Word for word, print each line of the listing below; pictures stay out.

» Stored records
——————————

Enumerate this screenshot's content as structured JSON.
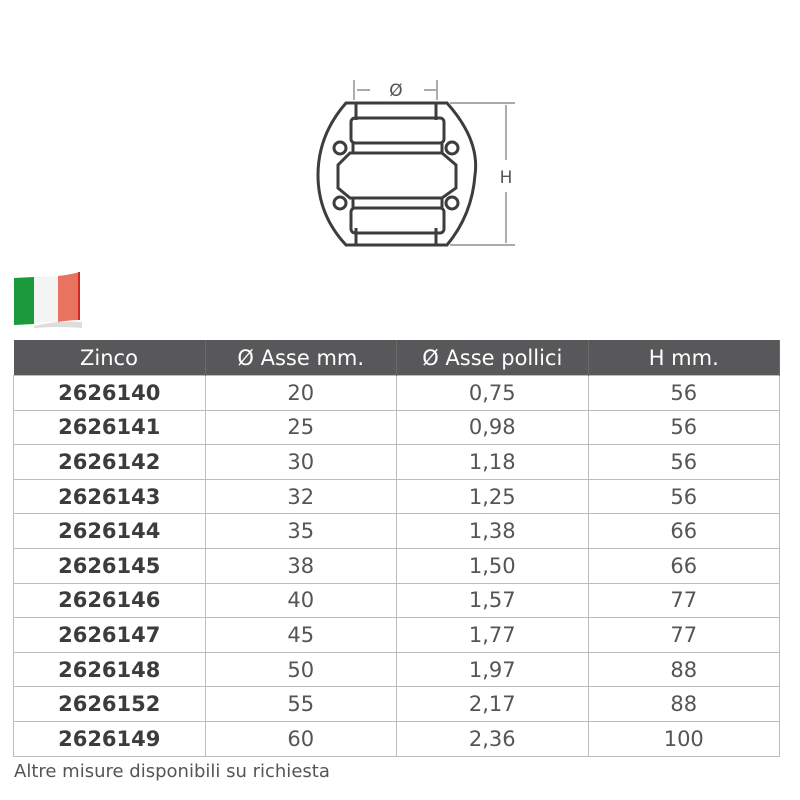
{
  "drawing": {
    "diameter_label": "Ø",
    "height_label": "H"
  },
  "flag": {
    "icon": "italy-flag-icon",
    "colors": [
      "#1a9a3a",
      "#ffffff",
      "#e4412f"
    ]
  },
  "table": {
    "headers": [
      "Zinco",
      "Ø Asse mm.",
      "Ø Asse pollici",
      "H mm."
    ],
    "rows": [
      [
        "2626140",
        "20",
        "0,75",
        "56"
      ],
      [
        "2626141",
        "25",
        "0,98",
        "56"
      ],
      [
        "2626142",
        "30",
        "1,18",
        "56"
      ],
      [
        "2626143",
        "32",
        "1,25",
        "56"
      ],
      [
        "2626144",
        "35",
        "1,38",
        "66"
      ],
      [
        "2626145",
        "38",
        "1,50",
        "66"
      ],
      [
        "2626146",
        "40",
        "1,57",
        "77"
      ],
      [
        "2626147",
        "45",
        "1,77",
        "77"
      ],
      [
        "2626148",
        "50",
        "1,97",
        "88"
      ],
      [
        "2626152",
        "55",
        "2,17",
        "88"
      ],
      [
        "2626149",
        "60",
        "2,36",
        "100"
      ]
    ]
  },
  "note": "Altre misure disponibili su richiesta"
}
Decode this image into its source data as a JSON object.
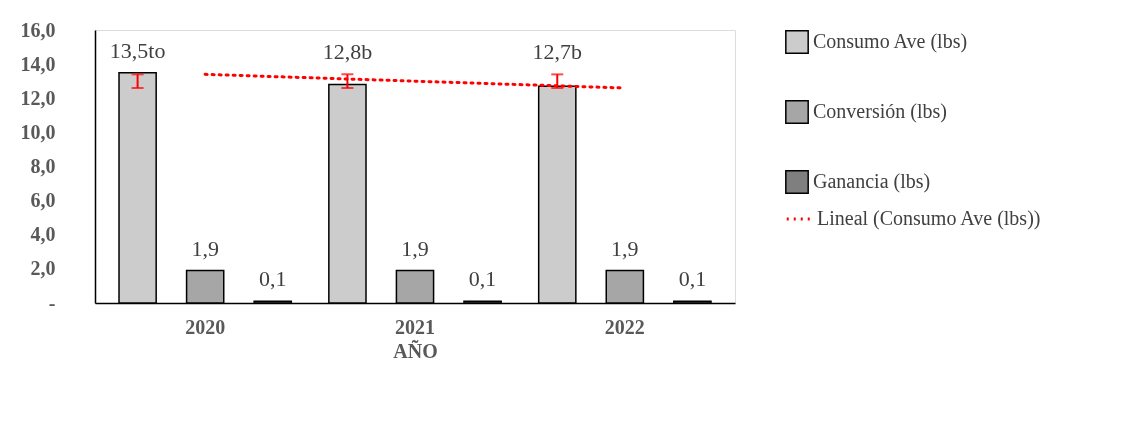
{
  "chart_data": {
    "type": "bar",
    "xlabel": "AÑO",
    "categories": [
      "2020",
      "2021",
      "2022"
    ],
    "series": [
      {
        "name": "Consumo Ave (lbs)",
        "color": "#cccccc",
        "values": [
          13.5,
          12.8,
          12.7
        ],
        "errors": [
          [
            12.6,
            13.4
          ],
          [
            12.6,
            13.4
          ],
          [
            12.6,
            13.4
          ]
        ],
        "value_labels": [
          "13,5to",
          "12,8b",
          "12,7b"
        ]
      },
      {
        "name": "Conversión (lbs)",
        "color": "#a6a6a6",
        "values": [
          1.9,
          1.9,
          1.9
        ],
        "value_labels": [
          "1,9",
          "1,9",
          "1,9"
        ]
      },
      {
        "name": "Ganancia (lbs)",
        "color": "#7f7f7f",
        "values": [
          0.1,
          0.1,
          0.1
        ],
        "value_labels": [
          "0,1",
          "0,1",
          "0,1"
        ]
      },
      {
        "name": "Lineal (Consumo Ave (lbs))",
        "type": "line",
        "color": "#ff0000",
        "line_style": "dotted",
        "values": [
          13.4,
          13.0,
          12.6
        ]
      }
    ],
    "ylim": [
      0,
      16
    ],
    "yticks": [
      {
        "value": 0,
        "label": "-"
      },
      {
        "value": 2,
        "label": "2,0"
      },
      {
        "value": 4,
        "label": "4,0"
      },
      {
        "value": 6,
        "label": "6,0"
      },
      {
        "value": 8,
        "label": "8,0"
      },
      {
        "value": 10,
        "label": "10,0"
      },
      {
        "value": 12,
        "label": "12,0"
      },
      {
        "value": 14,
        "label": "14,0"
      },
      {
        "value": 16,
        "label": "16,0"
      }
    ],
    "grid": false,
    "legend": "right"
  }
}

——————————

» The solution
Enumerate this screenshot's content as structured JSON.
{
  "drawing": {
    "diameter_label": "Ø",
    "height_label": "H"
  },
  "flag": {
    "icon": "italy-flag-icon",
    "colors": [
      "#1a9a3a",
      "#ffffff",
      "#e4412f"
    ]
  },
  "table": {
    "headers": [
      "Zinco",
      "Ø Asse mm.",
      "Ø Asse pollici",
      "H mm."
    ],
    "rows": [
      [
        "2626140",
        "20",
        "0,75",
        "56"
      ],
      [
        "2626141",
        "25",
        "0,98",
        "56"
      ],
      [
        "2626142",
        "30",
        "1,18",
        "56"
      ],
      [
        "2626143",
        "32",
        "1,25",
        "56"
      ],
      [
        "2626144",
        "35",
        "1,38",
        "66"
      ],
      [
        "2626145",
        "38",
        "1,50",
        "66"
      ],
      [
        "2626146",
        "40",
        "1,57",
        "77"
      ],
      [
        "2626147",
        "45",
        "1,77",
        "77"
      ],
      [
        "2626148",
        "50",
        "1,97",
        "88"
      ],
      [
        "2626152",
        "55",
        "2,17",
        "88"
      ],
      [
        "2626149",
        "60",
        "2,36",
        "100"
      ]
    ]
  },
  "note": "Altre misure disponibili su richiesta"
}
Decode this image into its source data as a JSON object.
{
  "chart_data": {
    "type": "bar",
    "xlabel": "AÑO",
    "categories": [
      "2020",
      "2021",
      "2022"
    ],
    "series": [
      {
        "name": "Consumo Ave (lbs)",
        "color": "#cccccc",
        "values": [
          13.5,
          12.8,
          12.7
        ],
        "errors": [
          [
            12.6,
            13.4
          ],
          [
            12.6,
            13.4
          ],
          [
            12.6,
            13.4
          ]
        ],
        "value_labels": [
          "13,5to",
          "12,8b",
          "12,7b"
        ]
      },
      {
        "name": "Conversión (lbs)",
        "color": "#a6a6a6",
        "values": [
          1.9,
          1.9,
          1.9
        ],
        "value_labels": [
          "1,9",
          "1,9",
          "1,9"
        ]
      },
      {
        "name": "Ganancia (lbs)",
        "color": "#7f7f7f",
        "values": [
          0.1,
          0.1,
          0.1
        ],
        "value_labels": [
          "0,1",
          "0,1",
          "0,1"
        ]
      },
      {
        "name": "Lineal (Consumo Ave (lbs))",
        "type": "line",
        "color": "#ff0000",
        "line_style": "dotted",
        "values": [
          13.4,
          13.0,
          12.6
        ]
      }
    ],
    "ylim": [
      0,
      16
    ],
    "yticks": [
      {
        "value": 0,
        "label": "-"
      },
      {
        "value": 2,
        "label": "2,0"
      },
      {
        "value": 4,
        "label": "4,0"
      },
      {
        "value": 6,
        "label": "6,0"
      },
      {
        "value": 8,
        "label": "8,0"
      },
      {
        "value": 10,
        "label": "10,0"
      },
      {
        "value": 12,
        "label": "12,0"
      },
      {
        "value": 14,
        "label": "14,0"
      },
      {
        "value": 16,
        "label": "16,0"
      }
    ],
    "grid": false,
    "legend": "right"
  }
}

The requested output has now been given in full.